> _What you should do_: In the data that follows, count each line holding the string "Mbit"; answer with the number only.
:::
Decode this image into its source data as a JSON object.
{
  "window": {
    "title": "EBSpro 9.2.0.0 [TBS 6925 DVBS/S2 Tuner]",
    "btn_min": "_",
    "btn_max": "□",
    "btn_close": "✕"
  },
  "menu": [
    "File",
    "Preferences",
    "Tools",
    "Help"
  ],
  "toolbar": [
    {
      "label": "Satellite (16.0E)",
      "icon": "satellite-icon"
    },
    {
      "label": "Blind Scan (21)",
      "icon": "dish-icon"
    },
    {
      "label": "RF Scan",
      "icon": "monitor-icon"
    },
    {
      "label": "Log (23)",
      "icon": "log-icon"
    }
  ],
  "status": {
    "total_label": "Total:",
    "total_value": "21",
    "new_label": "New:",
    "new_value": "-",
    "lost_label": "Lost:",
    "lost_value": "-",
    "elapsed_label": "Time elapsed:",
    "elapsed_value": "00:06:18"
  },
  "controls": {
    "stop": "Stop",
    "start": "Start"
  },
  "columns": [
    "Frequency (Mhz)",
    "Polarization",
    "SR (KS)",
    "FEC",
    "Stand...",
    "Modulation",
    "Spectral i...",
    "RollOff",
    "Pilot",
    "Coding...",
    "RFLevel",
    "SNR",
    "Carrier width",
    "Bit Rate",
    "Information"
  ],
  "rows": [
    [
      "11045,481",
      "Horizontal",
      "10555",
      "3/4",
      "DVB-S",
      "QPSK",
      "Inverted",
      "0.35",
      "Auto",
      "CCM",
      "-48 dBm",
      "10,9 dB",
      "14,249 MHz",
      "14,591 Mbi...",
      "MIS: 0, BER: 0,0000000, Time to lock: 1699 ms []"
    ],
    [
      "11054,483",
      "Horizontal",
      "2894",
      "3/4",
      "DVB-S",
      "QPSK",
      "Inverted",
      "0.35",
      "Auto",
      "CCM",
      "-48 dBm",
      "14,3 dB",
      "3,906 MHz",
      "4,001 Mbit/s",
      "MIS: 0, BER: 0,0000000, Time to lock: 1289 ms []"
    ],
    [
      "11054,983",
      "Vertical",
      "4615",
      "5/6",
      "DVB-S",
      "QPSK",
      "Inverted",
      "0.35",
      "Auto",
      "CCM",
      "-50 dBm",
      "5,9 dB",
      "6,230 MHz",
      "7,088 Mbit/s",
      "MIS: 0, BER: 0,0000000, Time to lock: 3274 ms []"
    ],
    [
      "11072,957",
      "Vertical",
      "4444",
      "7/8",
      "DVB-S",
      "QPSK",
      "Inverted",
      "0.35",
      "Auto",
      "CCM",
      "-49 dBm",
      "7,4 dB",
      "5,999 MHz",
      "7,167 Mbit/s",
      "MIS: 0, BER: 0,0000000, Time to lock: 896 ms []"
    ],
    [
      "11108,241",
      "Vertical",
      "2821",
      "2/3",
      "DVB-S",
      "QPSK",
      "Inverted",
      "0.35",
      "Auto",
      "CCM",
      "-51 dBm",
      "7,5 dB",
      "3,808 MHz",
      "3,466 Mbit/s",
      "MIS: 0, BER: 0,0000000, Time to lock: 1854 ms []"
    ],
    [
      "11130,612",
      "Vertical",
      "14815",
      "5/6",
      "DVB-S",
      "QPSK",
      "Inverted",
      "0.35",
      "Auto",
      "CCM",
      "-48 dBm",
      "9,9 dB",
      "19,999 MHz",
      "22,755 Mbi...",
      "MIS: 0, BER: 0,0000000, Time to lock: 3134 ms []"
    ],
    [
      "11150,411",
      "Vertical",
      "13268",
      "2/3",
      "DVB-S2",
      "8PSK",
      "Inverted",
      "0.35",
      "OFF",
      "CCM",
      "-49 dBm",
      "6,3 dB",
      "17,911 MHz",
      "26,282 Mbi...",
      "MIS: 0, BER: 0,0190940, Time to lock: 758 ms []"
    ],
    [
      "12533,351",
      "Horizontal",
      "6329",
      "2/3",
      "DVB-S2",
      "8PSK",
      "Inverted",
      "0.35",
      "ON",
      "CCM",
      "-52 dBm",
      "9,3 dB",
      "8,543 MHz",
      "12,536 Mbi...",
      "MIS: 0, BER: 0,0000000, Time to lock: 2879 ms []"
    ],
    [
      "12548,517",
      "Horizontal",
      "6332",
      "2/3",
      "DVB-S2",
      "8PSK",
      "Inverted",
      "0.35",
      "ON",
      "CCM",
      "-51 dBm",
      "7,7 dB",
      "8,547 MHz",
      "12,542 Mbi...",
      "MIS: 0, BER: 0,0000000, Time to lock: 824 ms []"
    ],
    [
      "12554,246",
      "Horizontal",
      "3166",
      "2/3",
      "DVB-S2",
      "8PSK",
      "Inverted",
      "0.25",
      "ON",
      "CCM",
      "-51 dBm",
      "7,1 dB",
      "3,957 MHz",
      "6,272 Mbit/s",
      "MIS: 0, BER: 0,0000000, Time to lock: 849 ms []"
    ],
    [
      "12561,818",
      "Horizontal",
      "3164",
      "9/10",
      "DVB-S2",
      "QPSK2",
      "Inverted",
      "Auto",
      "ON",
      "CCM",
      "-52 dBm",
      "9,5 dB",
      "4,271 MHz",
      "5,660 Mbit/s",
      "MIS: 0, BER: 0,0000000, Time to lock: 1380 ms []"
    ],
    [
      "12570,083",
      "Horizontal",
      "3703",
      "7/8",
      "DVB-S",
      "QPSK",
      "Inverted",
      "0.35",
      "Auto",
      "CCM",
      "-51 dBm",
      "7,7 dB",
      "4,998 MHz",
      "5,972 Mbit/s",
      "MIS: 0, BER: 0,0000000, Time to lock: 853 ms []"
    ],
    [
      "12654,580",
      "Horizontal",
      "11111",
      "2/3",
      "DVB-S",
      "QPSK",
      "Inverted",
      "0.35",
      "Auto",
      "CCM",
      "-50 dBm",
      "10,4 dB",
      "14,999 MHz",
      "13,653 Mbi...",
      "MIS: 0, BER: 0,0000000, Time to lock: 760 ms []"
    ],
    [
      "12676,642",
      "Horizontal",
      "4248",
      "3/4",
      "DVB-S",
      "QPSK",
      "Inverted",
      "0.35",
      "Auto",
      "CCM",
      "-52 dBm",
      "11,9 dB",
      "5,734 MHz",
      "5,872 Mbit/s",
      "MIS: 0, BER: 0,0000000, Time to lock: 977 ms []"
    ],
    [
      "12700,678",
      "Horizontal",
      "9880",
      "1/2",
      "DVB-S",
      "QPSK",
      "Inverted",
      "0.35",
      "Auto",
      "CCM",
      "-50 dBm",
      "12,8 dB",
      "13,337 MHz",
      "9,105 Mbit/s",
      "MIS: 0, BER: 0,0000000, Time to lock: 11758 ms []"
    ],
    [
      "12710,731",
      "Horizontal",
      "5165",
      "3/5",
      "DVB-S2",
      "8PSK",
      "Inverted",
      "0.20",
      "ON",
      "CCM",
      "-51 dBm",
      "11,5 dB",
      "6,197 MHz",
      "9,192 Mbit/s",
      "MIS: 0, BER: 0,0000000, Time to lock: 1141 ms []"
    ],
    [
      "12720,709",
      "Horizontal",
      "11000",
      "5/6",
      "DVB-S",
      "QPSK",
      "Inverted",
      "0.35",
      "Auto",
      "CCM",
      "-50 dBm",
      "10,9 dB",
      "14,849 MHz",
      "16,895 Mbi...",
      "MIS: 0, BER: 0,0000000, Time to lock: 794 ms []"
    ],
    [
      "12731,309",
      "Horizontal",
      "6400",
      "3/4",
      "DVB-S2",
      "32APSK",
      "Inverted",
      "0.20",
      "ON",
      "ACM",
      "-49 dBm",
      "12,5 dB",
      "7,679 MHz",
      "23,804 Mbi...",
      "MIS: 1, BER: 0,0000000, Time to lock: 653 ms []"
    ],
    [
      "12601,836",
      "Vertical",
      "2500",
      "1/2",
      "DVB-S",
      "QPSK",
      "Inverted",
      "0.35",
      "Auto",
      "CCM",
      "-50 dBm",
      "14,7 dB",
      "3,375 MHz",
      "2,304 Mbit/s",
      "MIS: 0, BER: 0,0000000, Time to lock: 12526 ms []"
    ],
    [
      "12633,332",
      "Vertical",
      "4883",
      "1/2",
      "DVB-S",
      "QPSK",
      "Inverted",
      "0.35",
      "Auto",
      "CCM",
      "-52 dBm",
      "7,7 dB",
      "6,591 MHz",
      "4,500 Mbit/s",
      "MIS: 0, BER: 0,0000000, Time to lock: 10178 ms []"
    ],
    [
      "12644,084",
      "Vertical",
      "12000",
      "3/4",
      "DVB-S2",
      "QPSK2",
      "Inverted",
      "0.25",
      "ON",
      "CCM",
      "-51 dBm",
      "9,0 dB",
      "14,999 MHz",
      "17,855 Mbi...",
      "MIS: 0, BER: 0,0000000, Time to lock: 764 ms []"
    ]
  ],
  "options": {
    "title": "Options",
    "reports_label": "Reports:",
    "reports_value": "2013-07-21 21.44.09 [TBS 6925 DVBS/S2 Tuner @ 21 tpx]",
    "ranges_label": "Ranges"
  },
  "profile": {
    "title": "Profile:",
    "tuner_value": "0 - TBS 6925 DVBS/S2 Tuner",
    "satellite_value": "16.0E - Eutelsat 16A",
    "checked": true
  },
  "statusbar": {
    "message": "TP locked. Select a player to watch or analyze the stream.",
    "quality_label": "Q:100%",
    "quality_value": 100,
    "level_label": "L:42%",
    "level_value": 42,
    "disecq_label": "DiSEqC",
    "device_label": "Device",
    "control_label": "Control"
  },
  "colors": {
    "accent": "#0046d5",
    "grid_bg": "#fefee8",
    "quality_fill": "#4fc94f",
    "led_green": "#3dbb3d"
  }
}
:::
> _Exercise result_: 12